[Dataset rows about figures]

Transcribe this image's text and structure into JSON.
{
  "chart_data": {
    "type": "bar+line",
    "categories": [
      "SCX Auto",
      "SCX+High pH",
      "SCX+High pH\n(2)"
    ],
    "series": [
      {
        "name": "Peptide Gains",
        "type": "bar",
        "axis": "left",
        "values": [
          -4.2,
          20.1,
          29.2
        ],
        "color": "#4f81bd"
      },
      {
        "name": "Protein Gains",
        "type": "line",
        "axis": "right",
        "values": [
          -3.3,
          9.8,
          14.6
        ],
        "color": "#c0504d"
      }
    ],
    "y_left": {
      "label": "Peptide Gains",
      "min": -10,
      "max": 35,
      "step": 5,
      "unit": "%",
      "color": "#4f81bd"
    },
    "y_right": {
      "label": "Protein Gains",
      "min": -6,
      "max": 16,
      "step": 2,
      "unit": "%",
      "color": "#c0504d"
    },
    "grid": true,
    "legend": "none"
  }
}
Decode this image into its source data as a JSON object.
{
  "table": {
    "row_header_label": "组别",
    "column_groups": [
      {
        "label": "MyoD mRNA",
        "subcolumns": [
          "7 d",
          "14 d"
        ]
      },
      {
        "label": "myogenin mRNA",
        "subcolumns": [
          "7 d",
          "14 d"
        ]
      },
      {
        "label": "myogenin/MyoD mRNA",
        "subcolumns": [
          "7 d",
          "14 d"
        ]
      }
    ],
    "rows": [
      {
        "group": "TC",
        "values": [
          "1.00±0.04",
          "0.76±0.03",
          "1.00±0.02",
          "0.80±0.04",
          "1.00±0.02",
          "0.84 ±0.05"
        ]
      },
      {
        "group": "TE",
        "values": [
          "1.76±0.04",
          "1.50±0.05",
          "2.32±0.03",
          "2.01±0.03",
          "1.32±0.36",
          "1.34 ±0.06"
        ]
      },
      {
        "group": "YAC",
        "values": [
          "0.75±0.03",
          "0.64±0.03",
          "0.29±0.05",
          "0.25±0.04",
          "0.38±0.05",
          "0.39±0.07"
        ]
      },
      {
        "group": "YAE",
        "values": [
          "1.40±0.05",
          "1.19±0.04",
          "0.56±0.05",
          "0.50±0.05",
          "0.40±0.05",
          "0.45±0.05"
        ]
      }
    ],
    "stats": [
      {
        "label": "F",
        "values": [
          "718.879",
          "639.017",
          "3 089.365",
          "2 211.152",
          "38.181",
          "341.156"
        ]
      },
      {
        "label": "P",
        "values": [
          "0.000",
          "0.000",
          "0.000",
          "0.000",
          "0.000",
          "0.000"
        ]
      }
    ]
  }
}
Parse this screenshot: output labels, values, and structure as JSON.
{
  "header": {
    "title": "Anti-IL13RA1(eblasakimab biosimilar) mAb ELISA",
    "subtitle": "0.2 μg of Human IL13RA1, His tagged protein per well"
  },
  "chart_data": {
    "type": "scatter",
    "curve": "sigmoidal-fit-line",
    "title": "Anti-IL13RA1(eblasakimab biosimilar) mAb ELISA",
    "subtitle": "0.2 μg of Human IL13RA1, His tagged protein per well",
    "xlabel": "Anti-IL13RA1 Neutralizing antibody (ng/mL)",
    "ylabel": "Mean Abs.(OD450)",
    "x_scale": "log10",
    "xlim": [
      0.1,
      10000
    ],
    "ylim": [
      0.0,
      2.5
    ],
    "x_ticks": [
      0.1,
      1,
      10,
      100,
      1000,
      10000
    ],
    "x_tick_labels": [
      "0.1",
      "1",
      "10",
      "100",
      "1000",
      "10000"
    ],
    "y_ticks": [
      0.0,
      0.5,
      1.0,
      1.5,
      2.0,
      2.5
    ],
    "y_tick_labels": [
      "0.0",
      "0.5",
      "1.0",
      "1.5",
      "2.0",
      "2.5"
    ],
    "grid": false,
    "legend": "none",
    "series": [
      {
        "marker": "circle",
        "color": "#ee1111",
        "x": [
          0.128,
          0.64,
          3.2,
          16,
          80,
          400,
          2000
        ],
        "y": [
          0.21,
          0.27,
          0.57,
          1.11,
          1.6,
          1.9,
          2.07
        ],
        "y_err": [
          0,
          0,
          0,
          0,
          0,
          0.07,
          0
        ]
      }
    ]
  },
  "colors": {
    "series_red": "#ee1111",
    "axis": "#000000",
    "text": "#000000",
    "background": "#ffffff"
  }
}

**Required work**
Retype the records above without changing a single word.

**Response to this task**
Transcribe this image's text and structure into JSON.
{
  "chart_data": {
    "type": "bar+line",
    "categories": [
      "SCX Auto",
      "SCX+High pH",
      "SCX+High pH\n(2)"
    ],
    "series": [
      {
        "name": "Peptide Gains",
        "type": "bar",
        "axis": "left",
        "values": [
          -4.2,
          20.1,
          29.2
        ],
        "color": "#4f81bd"
      },
      {
        "name": "Protein Gains",
        "type": "line",
        "axis": "right",
        "values": [
          -3.3,
          9.8,
          14.6
        ],
        "color": "#c0504d"
      }
    ],
    "y_left": {
      "label": "Peptide Gains",
      "min": -10,
      "max": 35,
      "step": 5,
      "unit": "%",
      "color": "#4f81bd"
    },
    "y_right": {
      "label": "Protein Gains",
      "min": -6,
      "max": 16,
      "step": 2,
      "unit": "%",
      "color": "#c0504d"
    },
    "grid": true,
    "legend": "none"
  }
}
Decode this image into its source data as a JSON object.
{
  "table": {
    "row_header_label": "组别",
    "column_groups": [
      {
        "label": "MyoD mRNA",
        "subcolumns": [
          "7 d",
          "14 d"
        ]
      },
      {
        "label": "myogenin mRNA",
        "subcolumns": [
          "7 d",
          "14 d"
        ]
      },
      {
        "label": "myogenin/MyoD mRNA",
        "subcolumns": [
          "7 d",
          "14 d"
        ]
      }
    ],
    "rows": [
      {
        "group": "TC",
        "values": [
          "1.00±0.04",
          "0.76±0.03",
          "1.00±0.02",
          "0.80±0.04",
          "1.00±0.02",
          "0.84 ±0.05"
        ]
      },
      {
        "group": "TE",
        "values": [
          "1.76±0.04",
          "1.50±0.05",
          "2.32±0.03",
          "2.01±0.03",
          "1.32±0.36",
          "1.34 ±0.06"
        ]
      },
      {
        "group": "YAC",
        "values": [
          "0.75±0.03",
          "0.64±0.03",
          "0.29±0.05",
          "0.25±0.04",
          "0.38±0.05",
          "0.39±0.07"
        ]
      },
      {
        "group": "YAE",
        "values": [
          "1.40±0.05",
          "1.19±0.04",
          "0.56±0.05",
          "0.50±0.05",
          "0.40±0.05",
          "0.45±0.05"
        ]
      }
    ],
    "stats": [
      {
        "label": "F",
        "values": [
          "718.879",
          "639.017",
          "3 089.365",
          "2 211.152",
          "38.181",
          "341.156"
        ]
      },
      {
        "label": "P",
        "values": [
          "0.000",
          "0.000",
          "0.000",
          "0.000",
          "0.000",
          "0.000"
        ]
      }
    ]
  }
}
Parse this screenshot: output labels, values, and structure as JSON.
{
  "header": {
    "title": "Anti-IL13RA1(eblasakimab biosimilar) mAb ELISA",
    "subtitle": "0.2 μg of Human IL13RA1, His tagged protein per well"
  },
  "chart_data": {
    "type": "scatter",
    "curve": "sigmoidal-fit-line",
    "title": "Anti-IL13RA1(eblasakimab biosimilar) mAb ELISA",
    "subtitle": "0.2 μg of Human IL13RA1, His tagged protein per well",
    "xlabel": "Anti-IL13RA1 Neutralizing antibody (ng/mL)",
    "ylabel": "Mean Abs.(OD450)",
    "x_scale": "log10",
    "xlim": [
      0.1,
      10000
    ],
    "ylim": [
      0.0,
      2.5
    ],
    "x_ticks": [
      0.1,
      1,
      10,
      100,
      1000,
      10000
    ],
    "x_tick_labels": [
      "0.1",
      "1",
      "10",
      "100",
      "1000",
      "10000"
    ],
    "y_ticks": [
      0.0,
      0.5,
      1.0,
      1.5,
      2.0,
      2.5
    ],
    "y_tick_labels": [
      "0.0",
      "0.5",
      "1.0",
      "1.5",
      "2.0",
      "2.5"
    ],
    "grid": false,
    "legend": "none",
    "series": [
      {
        "marker": "circle",
        "color": "#ee1111",
        "x": [
          0.128,
          0.64,
          3.2,
          16,
          80,
          400,
          2000
        ],
        "y": [
          0.21,
          0.27,
          0.57,
          1.11,
          1.6,
          1.9,
          2.07
        ],
        "y_err": [
          0,
          0,
          0,
          0,
          0,
          0.07,
          0
        ]
      }
    ]
  },
  "colors": {
    "series_red": "#ee1111",
    "axis": "#000000",
    "text": "#000000",
    "background": "#ffffff"
  }
}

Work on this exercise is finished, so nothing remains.